[What the task asks]: Please transcribe the data below exactly. Leave the pictures out.

(Data records)
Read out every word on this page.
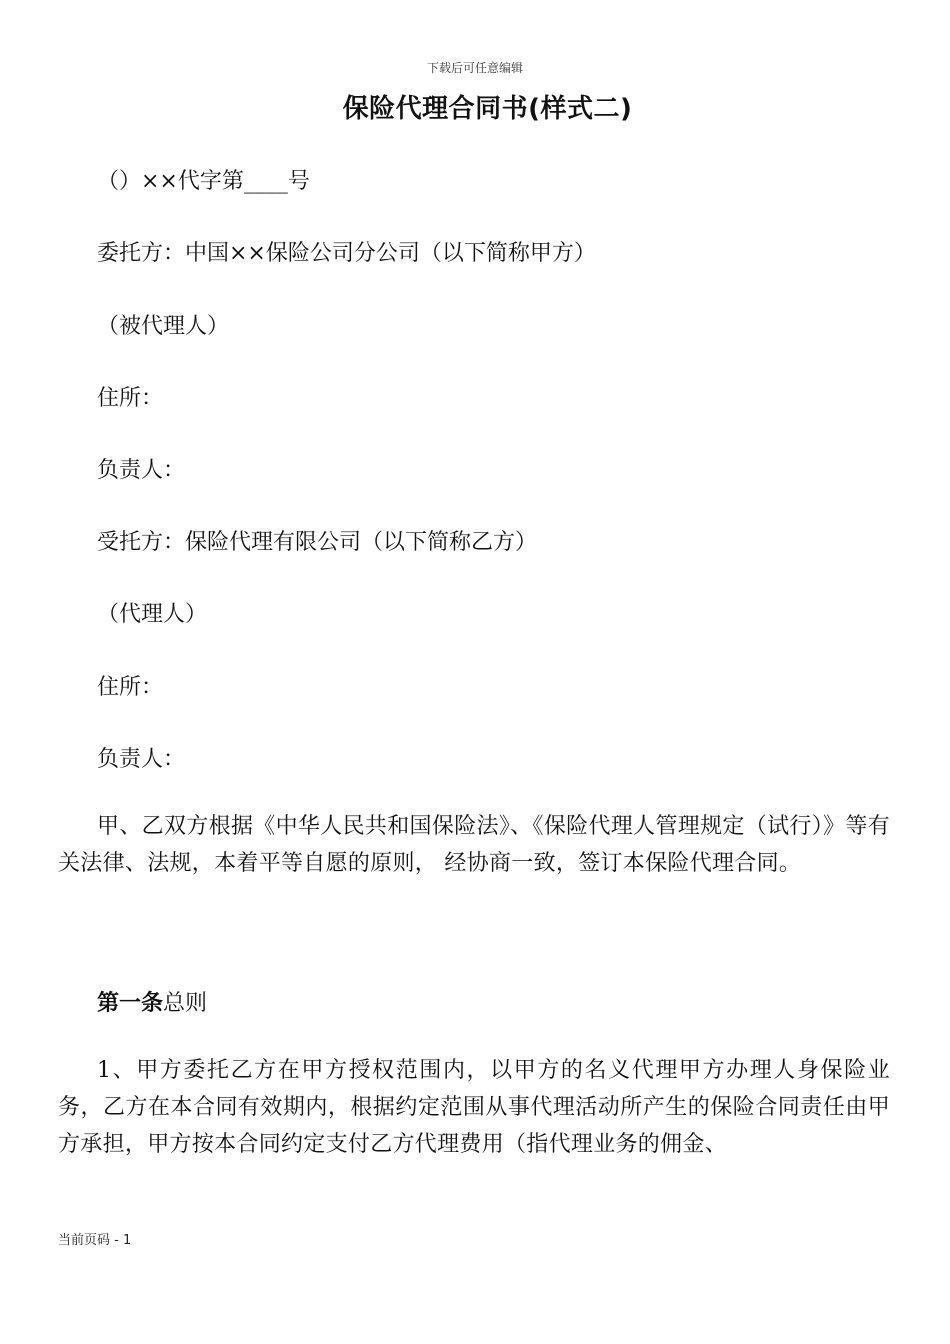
下载后可任意编辑
保险代理合同书(样式二)
（）××代字第____号
委托方：中国××保险公司分公司（以下简称甲方）
（被代理人）
住所：
负责人：
受托方：保险代理有限公司（以下简称乙方）
（代理人）
住所：
负责人：
甲、乙双方根据《中华人民共和国保险法》、《保险代理人管理规定（试行）》等有关法律、法规，本着平等自愿的原则， 经协商一致，签订本保险代理合同。
第一条总则
1、甲方委托乙方在甲方授权范围内，以甲方的名义代理甲方办理人身保险业务，乙方在本合同有效期内，根据约定范围从事代理活动所产生的保险合同责任由甲方承担，甲方按本合同约定支付乙方代理费用（指代理业务的佣金、
当前页码 - 1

[Task answer]:
Read out every word on this page.
下载后可任意编辑
保险代理合同书(样式二)
（）××代字第____号
委托方：中国××保险公司分公司（以下简称甲方）
（被代理人）
住所：
负责人：
受托方：保险代理有限公司（以下简称乙方）
（代理人）
住所：
负责人：
甲、乙双方根据《中华人民共和国保险法》、《保险代理人管理规定（试行）》等有关法律、法规，本着平等自愿的原则， 经协商一致，签订本保险代理合同。
第一条总则
1、甲方委托乙方在甲方授权范围内，以甲方的名义代理甲方办理人身保险业务，乙方在本合同有效期内，根据约定范围从事代理活动所产生的保险合同责任由甲方承担，甲方按本合同约定支付乙方代理费用（指代理业务的佣金、
当前页码 - 1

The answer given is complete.